Exercise requirements
Tell how many lines carry the word "Custom"; the reply is the number and nothing else.

........

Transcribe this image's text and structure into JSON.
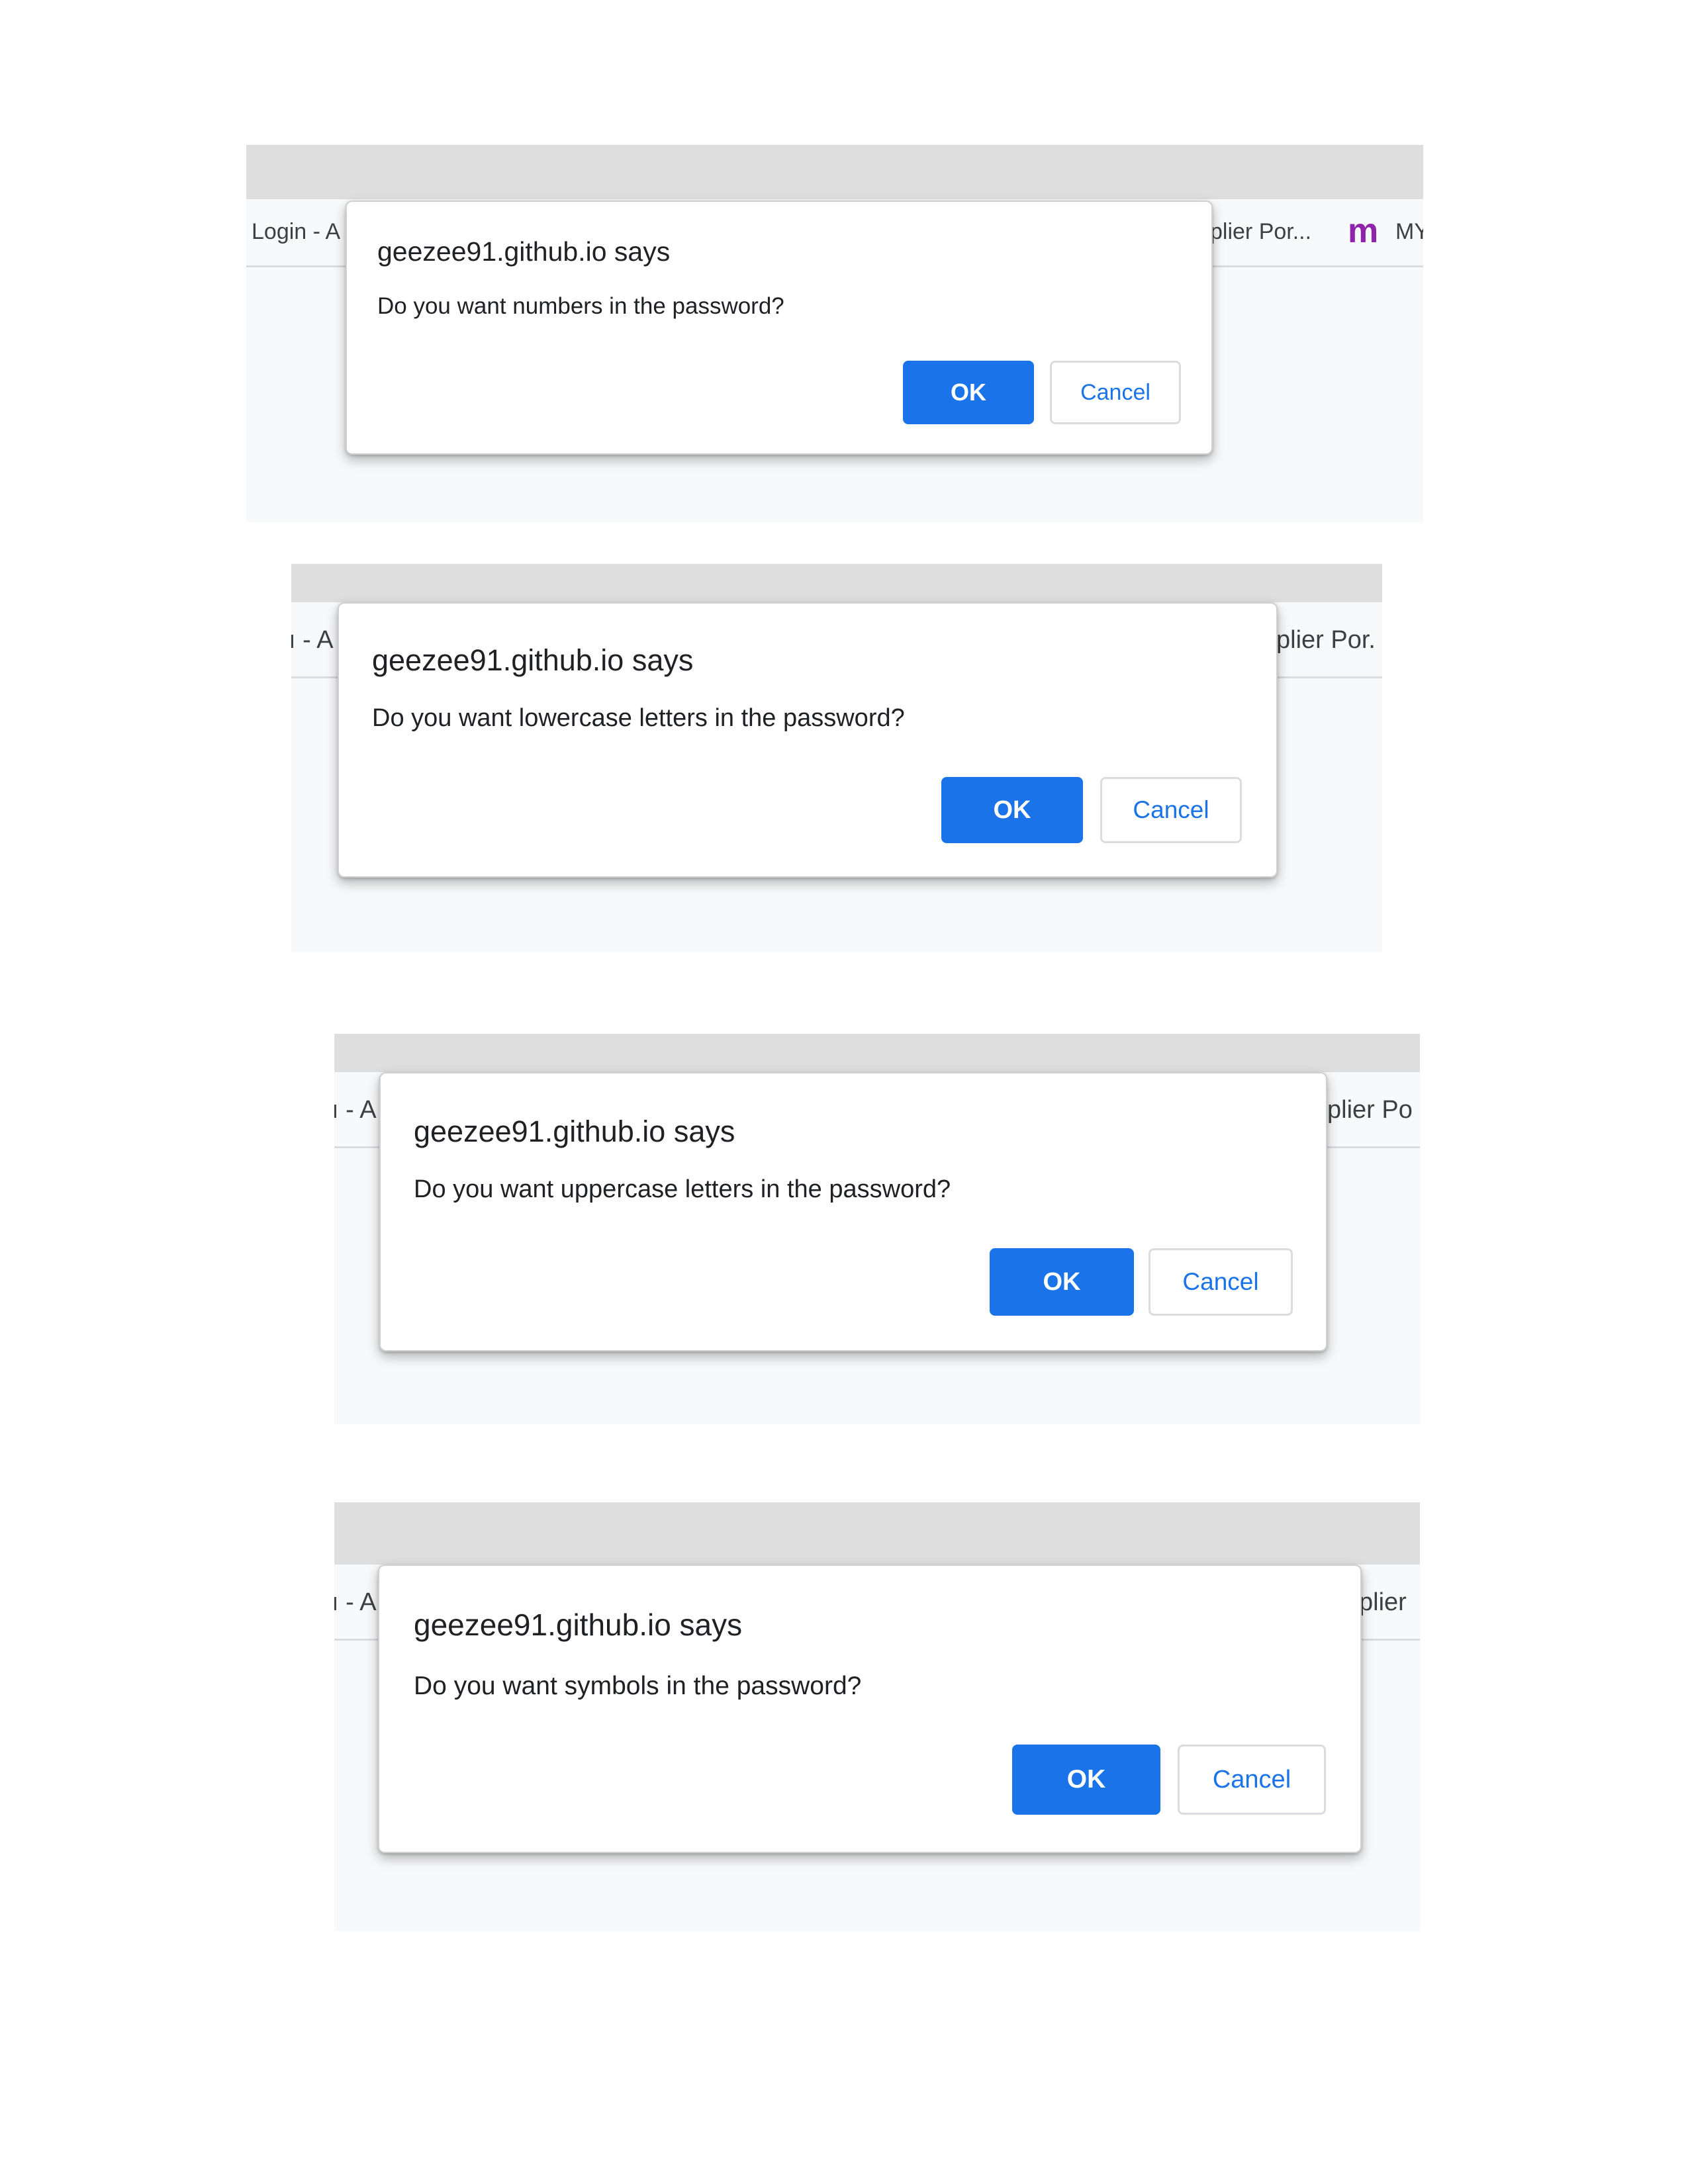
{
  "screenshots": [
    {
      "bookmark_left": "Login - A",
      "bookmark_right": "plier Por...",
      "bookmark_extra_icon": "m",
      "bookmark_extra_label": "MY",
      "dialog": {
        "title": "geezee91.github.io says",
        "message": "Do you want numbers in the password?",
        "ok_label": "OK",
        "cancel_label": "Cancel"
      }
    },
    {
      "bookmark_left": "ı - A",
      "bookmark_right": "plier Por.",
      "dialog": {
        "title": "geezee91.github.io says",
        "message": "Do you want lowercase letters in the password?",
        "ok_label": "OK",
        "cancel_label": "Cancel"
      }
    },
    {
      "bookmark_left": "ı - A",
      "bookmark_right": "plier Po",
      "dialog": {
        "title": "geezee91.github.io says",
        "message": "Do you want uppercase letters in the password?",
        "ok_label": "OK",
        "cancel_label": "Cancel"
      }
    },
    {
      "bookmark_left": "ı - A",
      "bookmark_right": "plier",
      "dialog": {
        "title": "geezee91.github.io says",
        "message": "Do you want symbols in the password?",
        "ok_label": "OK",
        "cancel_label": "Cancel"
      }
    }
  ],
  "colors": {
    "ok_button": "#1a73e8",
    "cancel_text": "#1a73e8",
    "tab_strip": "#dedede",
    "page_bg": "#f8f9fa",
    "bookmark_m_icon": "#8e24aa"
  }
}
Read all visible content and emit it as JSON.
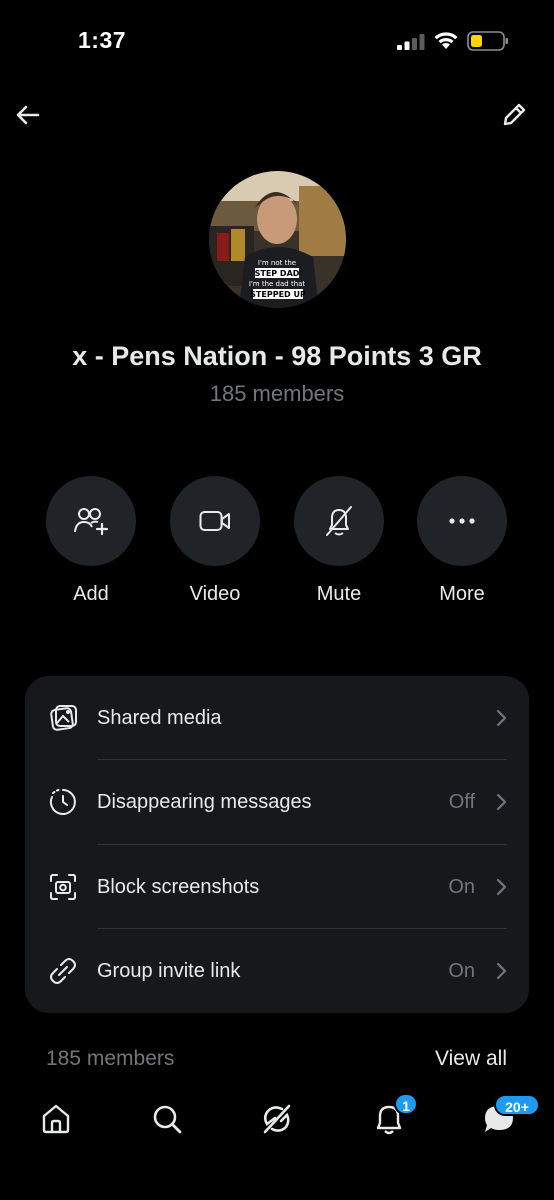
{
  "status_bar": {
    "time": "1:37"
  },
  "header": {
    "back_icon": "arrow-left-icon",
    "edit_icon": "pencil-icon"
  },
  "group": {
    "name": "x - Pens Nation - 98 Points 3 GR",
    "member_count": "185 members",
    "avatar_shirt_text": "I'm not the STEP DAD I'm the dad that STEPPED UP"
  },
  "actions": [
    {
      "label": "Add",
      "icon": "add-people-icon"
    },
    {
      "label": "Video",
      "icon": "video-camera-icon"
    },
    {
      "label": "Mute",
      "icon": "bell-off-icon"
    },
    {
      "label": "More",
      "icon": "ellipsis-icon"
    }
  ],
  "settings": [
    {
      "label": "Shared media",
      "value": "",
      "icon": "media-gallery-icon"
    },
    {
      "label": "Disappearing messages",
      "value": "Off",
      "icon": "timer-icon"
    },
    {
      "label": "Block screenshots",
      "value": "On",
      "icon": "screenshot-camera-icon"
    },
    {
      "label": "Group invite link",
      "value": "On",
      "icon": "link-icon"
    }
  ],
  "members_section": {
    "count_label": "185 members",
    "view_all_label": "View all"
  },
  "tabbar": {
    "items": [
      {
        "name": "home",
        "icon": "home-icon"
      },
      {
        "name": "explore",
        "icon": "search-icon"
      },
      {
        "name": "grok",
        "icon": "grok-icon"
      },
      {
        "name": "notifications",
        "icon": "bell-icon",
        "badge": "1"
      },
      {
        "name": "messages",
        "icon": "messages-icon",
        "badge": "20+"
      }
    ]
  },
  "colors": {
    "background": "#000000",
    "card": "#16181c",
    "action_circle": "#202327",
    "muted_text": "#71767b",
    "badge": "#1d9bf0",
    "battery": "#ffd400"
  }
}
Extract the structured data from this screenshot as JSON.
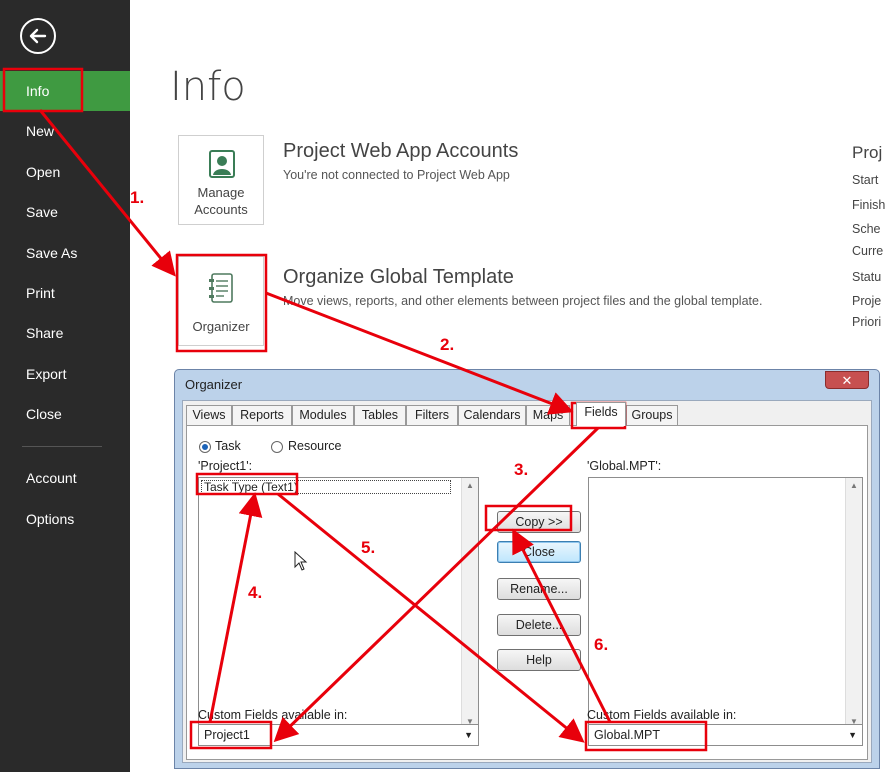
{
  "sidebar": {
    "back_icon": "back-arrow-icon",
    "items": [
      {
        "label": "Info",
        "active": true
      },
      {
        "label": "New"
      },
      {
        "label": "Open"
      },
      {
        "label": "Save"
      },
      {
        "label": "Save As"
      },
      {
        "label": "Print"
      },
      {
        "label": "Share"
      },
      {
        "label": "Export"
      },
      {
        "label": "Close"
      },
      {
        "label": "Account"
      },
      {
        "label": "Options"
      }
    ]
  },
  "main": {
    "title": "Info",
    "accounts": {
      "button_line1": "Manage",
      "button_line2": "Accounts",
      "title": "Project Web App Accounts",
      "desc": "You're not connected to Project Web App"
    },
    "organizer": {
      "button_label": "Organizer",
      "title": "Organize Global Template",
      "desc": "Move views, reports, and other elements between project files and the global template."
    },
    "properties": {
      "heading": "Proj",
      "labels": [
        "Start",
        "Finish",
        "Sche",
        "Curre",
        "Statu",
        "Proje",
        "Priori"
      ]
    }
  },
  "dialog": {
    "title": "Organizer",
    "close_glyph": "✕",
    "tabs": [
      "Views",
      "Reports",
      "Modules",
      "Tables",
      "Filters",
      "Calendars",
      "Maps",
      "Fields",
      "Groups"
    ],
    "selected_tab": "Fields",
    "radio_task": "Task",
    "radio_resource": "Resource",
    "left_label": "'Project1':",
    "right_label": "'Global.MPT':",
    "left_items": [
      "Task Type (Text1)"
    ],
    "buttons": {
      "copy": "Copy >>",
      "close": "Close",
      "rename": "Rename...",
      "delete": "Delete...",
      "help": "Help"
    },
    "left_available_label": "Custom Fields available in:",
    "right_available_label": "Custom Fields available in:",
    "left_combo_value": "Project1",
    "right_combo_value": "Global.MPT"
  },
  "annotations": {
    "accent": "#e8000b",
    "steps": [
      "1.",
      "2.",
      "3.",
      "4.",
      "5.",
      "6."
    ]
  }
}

........

Exercise solution
2